- EXERCICE COURT:
Extrayez toutes les lignes ci-dessous sans aucune modification, en omettant les images.

Listes d'éléments annotées:
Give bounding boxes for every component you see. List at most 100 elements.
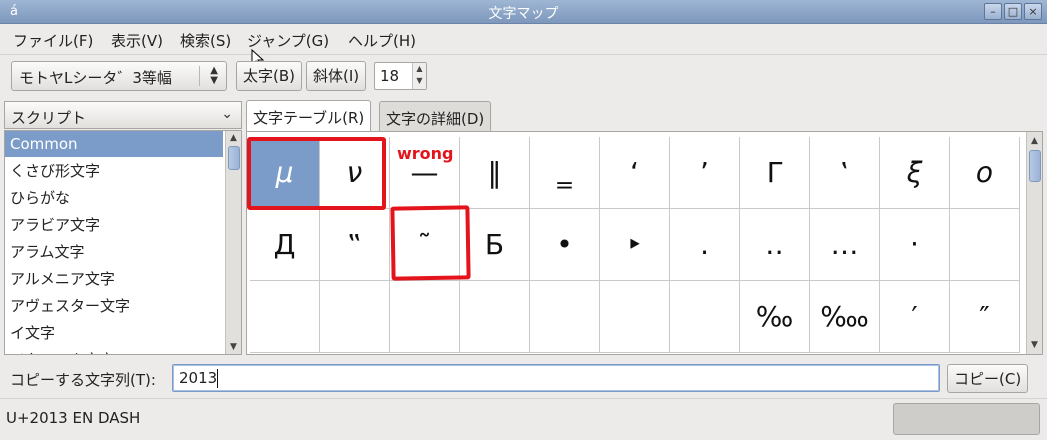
char-cell[interactable]: Д <box>250 209 320 281</box>
spinner-arrows-icon[interactable]: ▲ ▼ <box>412 63 426 89</box>
char-cell[interactable]: ‱ <box>810 281 880 353</box>
font-name: モトヤLシータ゛3等幅 <box>19 69 172 87</box>
font-size-spinner[interactable]: 18 ▲ ▼ <box>374 62 427 90</box>
character-grid: μ ν — ‖ ‗ ‘’ Γ ‛ ξ ο Д ‟ ˜ Б • ‣ ․ ‥… ‧ ‰ ‱ ′ ″ <box>250 137 1021 353</box>
copy-row: コピーする文字列(T): 2013 コピー(C) <box>0 360 1047 398</box>
scroll-up-icon[interactable]: ▲ <box>226 131 241 145</box>
char-cell[interactable] <box>670 281 740 353</box>
char-cell[interactable] <box>530 281 600 353</box>
char-cell[interactable]: ‗ <box>530 137 600 209</box>
tab-bar: 文字テーブル(R) 文字の詳細(D) <box>246 100 1046 132</box>
char-cell[interactable] <box>600 281 670 353</box>
char-cell[interactable]: μ <box>250 137 320 209</box>
char-cell[interactable] <box>390 281 460 353</box>
script-dropdown[interactable]: スクリプト ⌄ <box>4 101 242 129</box>
char-glyph: ‗ <box>557 156 572 189</box>
combo-separator <box>199 66 200 86</box>
script-item[interactable]: イ文字 <box>5 320 223 346</box>
menu-search[interactable]: 検索(S) <box>180 30 231 51</box>
char-cell[interactable]: • <box>530 209 600 281</box>
minimize-button[interactable]: – <box>984 3 1002 20</box>
close-button[interactable]: × <box>1024 3 1042 20</box>
character-table-frame: μ ν — ‖ ‗ ‘’ Γ ‛ ξ ο Д ‟ ˜ Б • ‣ ․ ‥… ‧ ‰ ‱ ′ ″ ▲ ▼ <box>246 131 1043 355</box>
script-item[interactable]: アラム文字 <box>5 239 223 265</box>
menu-file[interactable]: ファイル(F) <box>13 30 93 51</box>
script-item[interactable]: くさび形文字 <box>5 158 223 184</box>
char-cell[interactable]: ‖ <box>460 137 530 209</box>
char-cell[interactable]: ‰ <box>740 281 810 353</box>
scroll-up-icon[interactable]: ▲ <box>1027 134 1042 148</box>
char-cell[interactable]: ‣ <box>600 209 670 281</box>
char-glyph: ‘ <box>630 156 639 189</box>
char-cell[interactable]: ξ <box>880 137 950 209</box>
font-selector[interactable]: モトヤLシータ゛3等幅 ▲ ▼ <box>11 61 227 91</box>
char-cell[interactable]: ν <box>320 137 390 209</box>
char-cell[interactable] <box>460 281 530 353</box>
char-cell[interactable]: ‥ <box>740 209 810 281</box>
char-glyph: • <box>556 228 573 261</box>
menu-jump[interactable]: ジャンプ(G) <box>247 30 329 51</box>
char-cell[interactable]: ’ <box>670 137 740 209</box>
char-glyph: ‣ <box>626 228 643 261</box>
combo-arrows-icon: ▲ ▼ <box>210 65 218 86</box>
scroll-down-icon[interactable]: ▼ <box>1027 338 1042 352</box>
copy-string-input[interactable]: 2013 <box>172 364 940 392</box>
maximize-button[interactable]: □ <box>1004 3 1022 20</box>
chevron-down-icon: ⌄ <box>221 106 233 122</box>
char-cell[interactable]: ο <box>950 137 1020 209</box>
char-glyph: ‧ <box>910 228 919 261</box>
char-cell[interactable]: ˜ <box>390 209 460 281</box>
char-cell[interactable]: ‟ <box>320 209 390 281</box>
script-item[interactable]: Common <box>5 131 223 157</box>
script-list-scrollbar[interactable]: ▲ ▼ <box>225 131 241 354</box>
char-glyph: ο <box>975 156 994 189</box>
tab-character-table[interactable]: 文字テーブル(R) <box>246 100 372 132</box>
char-cell[interactable] <box>320 281 390 353</box>
char-cell[interactable] <box>250 281 320 353</box>
script-item[interactable]: アラビア文字 <box>5 212 223 238</box>
scroll-thumb[interactable] <box>228 146 240 170</box>
char-cell[interactable]: ‘ <box>600 137 670 209</box>
char-glyph: ‥ <box>765 228 784 261</box>
char-cell[interactable]: … <box>810 209 880 281</box>
grid-scrollbar[interactable]: ▲ ▼ <box>1026 132 1042 354</box>
status-text: U+2013 EN DASH <box>6 409 141 427</box>
bold-button[interactable]: 太字(B) <box>236 61 302 91</box>
annotation-wrong-label: wrong <box>397 144 454 163</box>
char-glyph: ․ <box>699 228 710 261</box>
scroll-thumb[interactable] <box>1029 150 1041 182</box>
copy-button[interactable]: コピー(C) <box>947 364 1029 393</box>
char-glyph: ‟ <box>347 228 362 261</box>
char-glyph: Д <box>273 228 296 261</box>
char-glyph: Б <box>484 228 505 261</box>
char-glyph: Γ <box>766 156 783 189</box>
text-caret <box>217 369 218 388</box>
script-item[interactable]: ひらがな <box>5 185 223 211</box>
char-cell[interactable]: Γ <box>740 137 810 209</box>
italic-button[interactable]: 斜体(I) <box>306 61 367 91</box>
char-cell[interactable]: ․ <box>670 209 740 281</box>
tab-character-details[interactable]: 文字の詳細(D) <box>379 101 492 131</box>
font-size-value: 18 <box>380 67 400 85</box>
scroll-down-icon[interactable]: ▼ <box>226 340 241 354</box>
script-dropdown-label: スクリプト <box>11 109 87 127</box>
copy-string-value: 2013 <box>179 369 218 387</box>
status-progress-box <box>893 403 1040 435</box>
char-glyph: μ <box>275 156 294 189</box>
script-item[interactable]: アヴェスター文字 <box>5 293 223 319</box>
script-item[interactable]: イタリック文字 <box>5 347 223 354</box>
title-bar: á 文字マップ – □ × <box>0 0 1047 24</box>
char-cell[interactable]: Б <box>460 209 530 281</box>
script-item[interactable]: アルメニア文字 <box>5 266 223 292</box>
script-list: Common くさび形文字 ひらがな アラビア文字 アラム文字 アルメニア文字 … <box>4 130 242 355</box>
menu-help[interactable]: ヘルプ(H) <box>348 30 416 51</box>
char-cell[interactable] <box>950 209 1020 281</box>
char-glyph: … <box>830 228 859 261</box>
char-cell[interactable]: ′ <box>880 281 950 353</box>
menu-view[interactable]: 表示(V) <box>111 30 163 51</box>
char-cell[interactable]: ‛ <box>810 137 880 209</box>
char-cell[interactable]: ‧ <box>880 209 950 281</box>
char-cell[interactable]: ″ <box>950 281 1020 353</box>
window-title: 文字マップ <box>488 6 559 22</box>
char-glyph: ξ <box>906 156 923 189</box>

- RÉPONSE ÉCRITE:
Give bounding boxes for every component you see. List at most 100 elements.
char-cell[interactable]: Д <box>250 209 320 281</box>
spinner-arrows-icon[interactable]: ▲ ▼ <box>412 63 426 89</box>
char-cell[interactable]: ‱ <box>810 281 880 353</box>
font-name: モトヤLシータ゛3等幅 <box>19 69 172 87</box>
font-size-spinner[interactable]: 18 ▲ ▼ <box>374 62 427 90</box>
character-grid: μ ν — ‖ ‗ ‘’ Γ ‛ ξ ο Д ‟ ˜ Б • ‣ ․ ‥… ‧ ‰ ‱ ′ ″ <box>250 137 1021 353</box>
copy-row: コピーする文字列(T): 2013 コピー(C) <box>0 360 1047 398</box>
scroll-up-icon[interactable]: ▲ <box>226 131 241 145</box>
char-cell[interactable] <box>670 281 740 353</box>
char-cell[interactable] <box>530 281 600 353</box>
char-cell[interactable]: ‗ <box>530 137 600 209</box>
tab-bar: 文字テーブル(R) 文字の詳細(D) <box>246 100 1046 132</box>
char-cell[interactable] <box>600 281 670 353</box>
char-cell[interactable]: μ <box>250 137 320 209</box>
char-cell[interactable] <box>390 281 460 353</box>
script-dropdown[interactable]: スクリプト ⌄ <box>4 101 242 129</box>
char-glyph: ‗ <box>557 156 572 189</box>
combo-separator <box>199 66 200 86</box>
script-item[interactable]: イ文字 <box>5 320 223 346</box>
menu-search[interactable]: 検索(S) <box>180 30 231 51</box>
char-cell[interactable]: • <box>530 209 600 281</box>
minimize-button[interactable]: – <box>984 3 1002 20</box>
close-button[interactable]: × <box>1024 3 1042 20</box>
character-table-frame: μ ν — ‖ ‗ ‘’ Γ ‛ ξ ο Д ‟ ˜ Б • ‣ ․ ‥… ‧ ‰ ‱ ′ ″ ▲ ▼ <box>246 131 1043 355</box>
script-item[interactable]: アラム文字 <box>5 239 223 265</box>
menu-file[interactable]: ファイル(F) <box>13 30 93 51</box>
script-item[interactable]: くさび形文字 <box>5 158 223 184</box>
char-cell[interactable]: ‖ <box>460 137 530 209</box>
char-cell[interactable]: ‰ <box>740 281 810 353</box>
scroll-up-icon[interactable]: ▲ <box>1027 134 1042 148</box>
char-cell[interactable]: ‣ <box>600 209 670 281</box>
char-glyph: ‘ <box>630 156 639 189</box>
char-cell[interactable]: ξ <box>880 137 950 209</box>
font-selector[interactable]: モトヤLシータ゛3等幅 ▲ ▼ <box>11 61 227 91</box>
char-cell[interactable]: ν <box>320 137 390 209</box>
char-cell[interactable] <box>460 281 530 353</box>
char-cell[interactable]: ‥ <box>740 209 810 281</box>
char-glyph: • <box>556 228 573 261</box>
menu-jump[interactable]: ジャンプ(G) <box>247 30 329 51</box>
char-cell[interactable]: ’ <box>670 137 740 209</box>
char-glyph: ‣ <box>626 228 643 261</box>
combo-arrows-icon: ▲ ▼ <box>210 65 218 86</box>
scroll-down-icon[interactable]: ▼ <box>1027 338 1042 352</box>
copy-string-input[interactable]: 2013 <box>172 364 940 392</box>
maximize-button[interactable]: □ <box>1004 3 1022 20</box>
chevron-down-icon: ⌄ <box>221 106 233 122</box>
char-cell[interactable]: ο <box>950 137 1020 209</box>
char-glyph: ‧ <box>910 228 919 261</box>
char-cell[interactable]: ˜ <box>390 209 460 281</box>
char-cell[interactable]: ‟ <box>320 209 390 281</box>
script-item[interactable]: Common <box>5 131 223 157</box>
script-list-scrollbar[interactable]: ▲ ▼ <box>225 131 241 354</box>
char-glyph: ο <box>975 156 994 189</box>
tab-character-table[interactable]: 文字テーブル(R) <box>246 100 372 132</box>
char-cell[interactable] <box>320 281 390 353</box>
char-cell[interactable] <box>250 281 320 353</box>
script-item[interactable]: アラビア文字 <box>5 212 223 238</box>
scroll-thumb[interactable] <box>228 146 240 170</box>
char-cell[interactable]: ‘ <box>600 137 670 209</box>
char-glyph: ‥ <box>765 228 784 261</box>
char-cell[interactable]: … <box>810 209 880 281</box>
grid-scrollbar[interactable]: ▲ ▼ <box>1026 132 1042 354</box>
status-text: U+2013 EN DASH <box>6 409 141 427</box>
bold-button[interactable]: 太字(B) <box>236 61 302 91</box>
annotation-wrong-label: wrong <box>397 144 454 163</box>
char-glyph: ․ <box>699 228 710 261</box>
scroll-thumb[interactable] <box>1029 150 1041 182</box>
copy-button[interactable]: コピー(C) <box>947 364 1029 393</box>
char-glyph: ‟ <box>347 228 362 261</box>
char-glyph: Д <box>273 228 296 261</box>
char-glyph: Б <box>484 228 505 261</box>
char-glyph: Γ <box>766 156 783 189</box>
text-caret <box>217 369 218 388</box>
script-item[interactable]: ひらがな <box>5 185 223 211</box>
char-cell[interactable]: Γ <box>740 137 810 209</box>
italic-button[interactable]: 斜体(I) <box>306 61 367 91</box>
char-cell[interactable]: ․ <box>670 209 740 281</box>
tab-character-details[interactable]: 文字の詳細(D) <box>379 101 492 131</box>
font-size-value: 18 <box>380 67 400 85</box>
scroll-down-icon[interactable]: ▼ <box>226 340 241 354</box>
script-dropdown-label: スクリプト <box>11 109 87 127</box>
copy-string-value: 2013 <box>179 369 218 387</box>
status-progress-box <box>893 403 1040 435</box>
char-glyph: μ <box>275 156 294 189</box>
script-item[interactable]: アヴェスター文字 <box>5 293 223 319</box>
script-item[interactable]: イタリック文字 <box>5 347 223 354</box>
title-bar: á 文字マップ – □ × <box>0 0 1047 24</box>
char-cell[interactable]: Б <box>460 209 530 281</box>
script-item[interactable]: アルメニア文字 <box>5 266 223 292</box>
script-list: Common くさび形文字 ひらがな アラビア文字 アラム文字 アルメニア文字 … <box>4 130 242 355</box>
menu-help[interactable]: ヘルプ(H) <box>348 30 416 51</box>
char-cell[interactable] <box>950 209 1020 281</box>
char-glyph: … <box>830 228 859 261</box>
char-cell[interactable]: ′ <box>880 281 950 353</box>
menu-view[interactable]: 表示(V) <box>111 30 163 51</box>
char-cell[interactable]: ‛ <box>810 137 880 209</box>
char-cell[interactable]: ‧ <box>880 209 950 281</box>
char-cell[interactable]: ″ <box>950 281 1020 353</box>
window-title: 文字マップ <box>488 6 559 22</box>
char-glyph: ξ <box>906 156 923 189</box>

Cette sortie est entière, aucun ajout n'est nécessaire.